Qué hacer ->
[1] Según el texto sobre el entrenamiento del gallo, ¿cuánto tiempo por semana entrena Leo a su gallo?
[2] Transcribe literalmente el fragmento del texto sobre el entrenamiento del gallo que va desde "Leo entrena a" hasta "es otro gallo.".
[3] Retoma el texto sobre el entrenamiento del gallo y continúalo desde donde se detiene.

╭─ Texto proporcionado

Leo entrena a su gallo veinte minutos por semana con la disciplina de un atleta olímpico. Primero lo pone a correr, lo cual garantiza velocidad y resistencia física. Luego lo coloca en una valla pequeña para que corra nuevamente, provocando embistes rápidos y constantes mediante un señuelo, que siempre es otro gallo.
Los topes también forman parte de la rutina de ejercicios, peleas cortas con otros gallos finos descartados como futuros campeones y que llaman topones. Los topones, para evitar los imprevistos del azar, luchan en total desventaja, con los picos amarrados y las espuelas recortadas. Cierta vez, el cruzado de Leo mató a un topón que resultó ser su hermano, pero donde no hay conciencia no hay culpa y el fratricidio no es un pecado en el reino de los animales. Solo existe el instinto de preservar la especie, la ley salvaje del más fuerte, una especie de crimen darwiniano instigado por el hombre.

╰─
╭─ Material proporcionado

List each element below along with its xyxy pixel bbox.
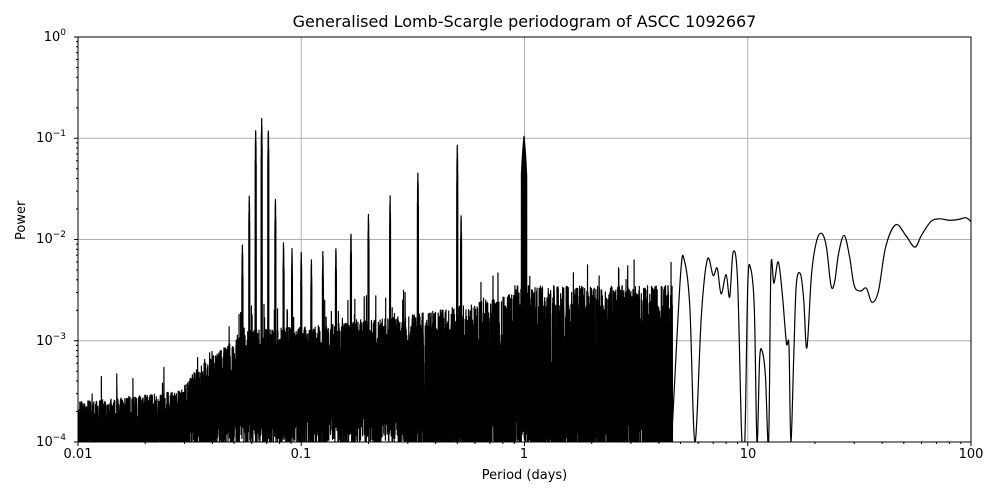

╰─

Respuestas del ejercicio ->
[1] Veinte minutos por semana.

[2]
Leo entrena a su gallo veinte minutos por semana con la disciplina de un atleta olímpico. Primero lo pone a correr, lo cual garantiza velocidad y resistencia física. Luego lo coloca en una valla pequeña para que corra nuevamente, provocando embistes rápidos y constantes mediante un señuelo, que siempre es otro gallo.

[3]
–Tengo fe en él. Mañana se va a hacer campeón –dijo Leo y lo cargó, sujetándole por el vientre con una mano y acariciándole las plumas con la otra. El animal aceptó las caricias sin oponer resistencia. Sus movimientos eran tan torpes, como los de cualquier ave cuya vida se resume en escarbar la tierra, y no agresivos, como se esperaría de un gladiador.
–¿Tiene nombre? –pregunté.
–Si tuviera uno significa que me encariñé con él y estos gallos no son para encariñarse. Ellos nacen para pelear y en cualquier momento te los matan. Así que no, los gallos finos no tienen nombre.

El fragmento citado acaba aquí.